### EXERCISE DETAILS
Transcribe every entry below word for word, but skip the pictures.

### DATA FOR THIS TASK

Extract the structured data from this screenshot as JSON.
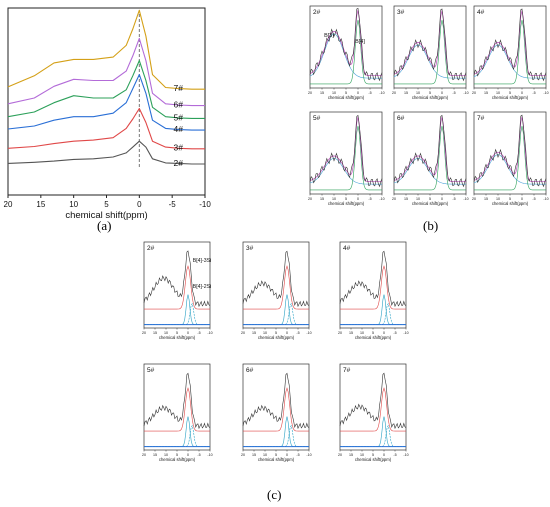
{
  "chart_data": [
    {
      "panel": "(a)",
      "type": "line",
      "xlabel": "chemical shift(ppm)",
      "xlim": [
        20,
        -10
      ],
      "x_ticks": [
        20,
        15,
        10,
        5,
        0,
        -5,
        -10
      ],
      "reference_line_x": 0,
      "series": [
        {
          "name": "7#",
          "color": "#d4a017",
          "baseline": 9.0,
          "x": [
            20,
            16,
            13,
            10,
            7,
            4,
            2,
            1,
            0,
            -1,
            -2,
            -4,
            -6,
            -8,
            -10
          ],
          "y": [
            0.25,
            1.2,
            2.3,
            2.6,
            2.6,
            2.8,
            3.8,
            5.2,
            6.8,
            4.6,
            1.3,
            0.2,
            0.1,
            0.05,
            0.05
          ]
        },
        {
          "name": "6#",
          "color": "#b36bd8",
          "baseline": 7.6,
          "x": [
            20,
            16,
            13,
            10,
            7,
            4,
            2,
            1,
            0,
            -1,
            -2,
            -4,
            -6,
            -8,
            -10
          ],
          "y": [
            0.2,
            0.7,
            1.7,
            2.3,
            2.2,
            2.2,
            3.0,
            4.3,
            5.8,
            3.9,
            1.1,
            0.2,
            0.1,
            0.05,
            0.05
          ]
        },
        {
          "name": "5#",
          "color": "#2ca05a",
          "baseline": 6.5,
          "x": [
            20,
            16,
            13,
            10,
            7,
            4,
            2,
            1,
            0,
            -1,
            -2,
            -4,
            -6,
            -8,
            -10
          ],
          "y": [
            0.2,
            0.6,
            1.4,
            2.0,
            1.8,
            1.8,
            2.5,
            3.7,
            5.0,
            3.3,
            1.0,
            0.2,
            0.1,
            0.05,
            0.05
          ]
        },
        {
          "name": "4#",
          "color": "#2a6fd6",
          "baseline": 5.5,
          "x": [
            20,
            16,
            13,
            10,
            7,
            4,
            2,
            1,
            0,
            -1,
            -2,
            -4,
            -6,
            -8,
            -10
          ],
          "y": [
            0.15,
            0.4,
            0.9,
            1.2,
            1.2,
            1.5,
            2.4,
            3.6,
            4.8,
            3.2,
            0.9,
            0.2,
            0.1,
            0.05,
            0.05
          ]
        },
        {
          "name": "3#",
          "color": "#e04848",
          "baseline": 3.9,
          "x": [
            20,
            16,
            13,
            10,
            7,
            4,
            2,
            1,
            0,
            -1,
            -2,
            -4,
            -6,
            -8,
            -10
          ],
          "y": [
            0.1,
            0.25,
            0.5,
            0.7,
            0.8,
            1.0,
            1.8,
            2.6,
            3.5,
            2.3,
            0.7,
            0.2,
            0.1,
            0.05,
            0.05
          ]
        },
        {
          "name": "2#",
          "color": "#555555",
          "baseline": 2.6,
          "x": [
            20,
            16,
            13,
            10,
            7,
            4,
            2,
            1,
            0,
            -1,
            -2,
            -4,
            -6,
            -8,
            -10
          ],
          "y": [
            0.1,
            0.2,
            0.3,
            0.45,
            0.5,
            0.65,
            1.0,
            1.5,
            2.0,
            1.5,
            0.5,
            0.15,
            0.1,
            0.05,
            0.05
          ]
        }
      ]
    },
    {
      "panel": "(b)",
      "type": "line",
      "xlabel": "chemical shift(ppm)",
      "xlim": [
        20,
        -10
      ],
      "x_ticks": [
        20,
        15,
        10,
        5,
        0,
        -5,
        -10
      ],
      "subplots": [
        {
          "label": "2#",
          "annotations": [
            "B[3]",
            "B[4]"
          ]
        },
        {
          "label": "3#"
        },
        {
          "label": "4#"
        },
        {
          "label": "5#"
        },
        {
          "label": "6#"
        },
        {
          "label": "7#"
        }
      ]
    },
    {
      "panel": "(c)",
      "type": "line",
      "xlabel": "chemical shift(ppm)",
      "xlim": [
        20,
        -10
      ],
      "x_ticks": [
        20,
        15,
        10,
        5,
        0,
        -5,
        -10
      ],
      "subplots": [
        {
          "label": "2#",
          "annotations": [
            "B[4]-3Si",
            "B[4]-2Si"
          ]
        },
        {
          "label": "3#"
        },
        {
          "label": "4#"
        },
        {
          "label": "5#"
        },
        {
          "label": "6#"
        },
        {
          "label": "7#"
        }
      ]
    }
  ],
  "labels": {
    "a": "(a)",
    "b": "(b)",
    "c": "(c)"
  }
}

### RESULT
Extract the structured data from this screenshot as JSON.
{
  "chart_data": [
    {
      "panel": "(a)",
      "type": "line",
      "xlabel": "chemical shift(ppm)",
      "xlim": [
        20,
        -10
      ],
      "x_ticks": [
        20,
        15,
        10,
        5,
        0,
        -5,
        -10
      ],
      "reference_line_x": 0,
      "series": [
        {
          "name": "7#",
          "color": "#d4a017",
          "baseline": 9.0,
          "x": [
            20,
            16,
            13,
            10,
            7,
            4,
            2,
            1,
            0,
            -1,
            -2,
            -4,
            -6,
            -8,
            -10
          ],
          "y": [
            0.25,
            1.2,
            2.3,
            2.6,
            2.6,
            2.8,
            3.8,
            5.2,
            6.8,
            4.6,
            1.3,
            0.2,
            0.1,
            0.05,
            0.05
          ]
        },
        {
          "name": "6#",
          "color": "#b36bd8",
          "baseline": 7.6,
          "x": [
            20,
            16,
            13,
            10,
            7,
            4,
            2,
            1,
            0,
            -1,
            -2,
            -4,
            -6,
            -8,
            -10
          ],
          "y": [
            0.2,
            0.7,
            1.7,
            2.3,
            2.2,
            2.2,
            3.0,
            4.3,
            5.8,
            3.9,
            1.1,
            0.2,
            0.1,
            0.05,
            0.05
          ]
        },
        {
          "name": "5#",
          "color": "#2ca05a",
          "baseline": 6.5,
          "x": [
            20,
            16,
            13,
            10,
            7,
            4,
            2,
            1,
            0,
            -1,
            -2,
            -4,
            -6,
            -8,
            -10
          ],
          "y": [
            0.2,
            0.6,
            1.4,
            2.0,
            1.8,
            1.8,
            2.5,
            3.7,
            5.0,
            3.3,
            1.0,
            0.2,
            0.1,
            0.05,
            0.05
          ]
        },
        {
          "name": "4#",
          "color": "#2a6fd6",
          "baseline": 5.5,
          "x": [
            20,
            16,
            13,
            10,
            7,
            4,
            2,
            1,
            0,
            -1,
            -2,
            -4,
            -6,
            -8,
            -10
          ],
          "y": [
            0.15,
            0.4,
            0.9,
            1.2,
            1.2,
            1.5,
            2.4,
            3.6,
            4.8,
            3.2,
            0.9,
            0.2,
            0.1,
            0.05,
            0.05
          ]
        },
        {
          "name": "3#",
          "color": "#e04848",
          "baseline": 3.9,
          "x": [
            20,
            16,
            13,
            10,
            7,
            4,
            2,
            1,
            0,
            -1,
            -2,
            -4,
            -6,
            -8,
            -10
          ],
          "y": [
            0.1,
            0.25,
            0.5,
            0.7,
            0.8,
            1.0,
            1.8,
            2.6,
            3.5,
            2.3,
            0.7,
            0.2,
            0.1,
            0.05,
            0.05
          ]
        },
        {
          "name": "2#",
          "color": "#555555",
          "baseline": 2.6,
          "x": [
            20,
            16,
            13,
            10,
            7,
            4,
            2,
            1,
            0,
            -1,
            -2,
            -4,
            -6,
            -8,
            -10
          ],
          "y": [
            0.1,
            0.2,
            0.3,
            0.45,
            0.5,
            0.65,
            1.0,
            1.5,
            2.0,
            1.5,
            0.5,
            0.15,
            0.1,
            0.05,
            0.05
          ]
        }
      ]
    },
    {
      "panel": "(b)",
      "type": "line",
      "xlabel": "chemical shift(ppm)",
      "xlim": [
        20,
        -10
      ],
      "x_ticks": [
        20,
        15,
        10,
        5,
        0,
        -5,
        -10
      ],
      "subplots": [
        {
          "label": "2#",
          "annotations": [
            "B[3]",
            "B[4]"
          ]
        },
        {
          "label": "3#"
        },
        {
          "label": "4#"
        },
        {
          "label": "5#"
        },
        {
          "label": "6#"
        },
        {
          "label": "7#"
        }
      ]
    },
    {
      "panel": "(c)",
      "type": "line",
      "xlabel": "chemical shift(ppm)",
      "xlim": [
        20,
        -10
      ],
      "x_ticks": [
        20,
        15,
        10,
        5,
        0,
        -5,
        -10
      ],
      "subplots": [
        {
          "label": "2#",
          "annotations": [
            "B[4]-3Si",
            "B[4]-2Si"
          ]
        },
        {
          "label": "3#"
        },
        {
          "label": "4#"
        },
        {
          "label": "5#"
        },
        {
          "label": "6#"
        },
        {
          "label": "7#"
        }
      ]
    }
  ],
  "labels": {
    "a": "(a)",
    "b": "(b)",
    "c": "(c)"
  }
}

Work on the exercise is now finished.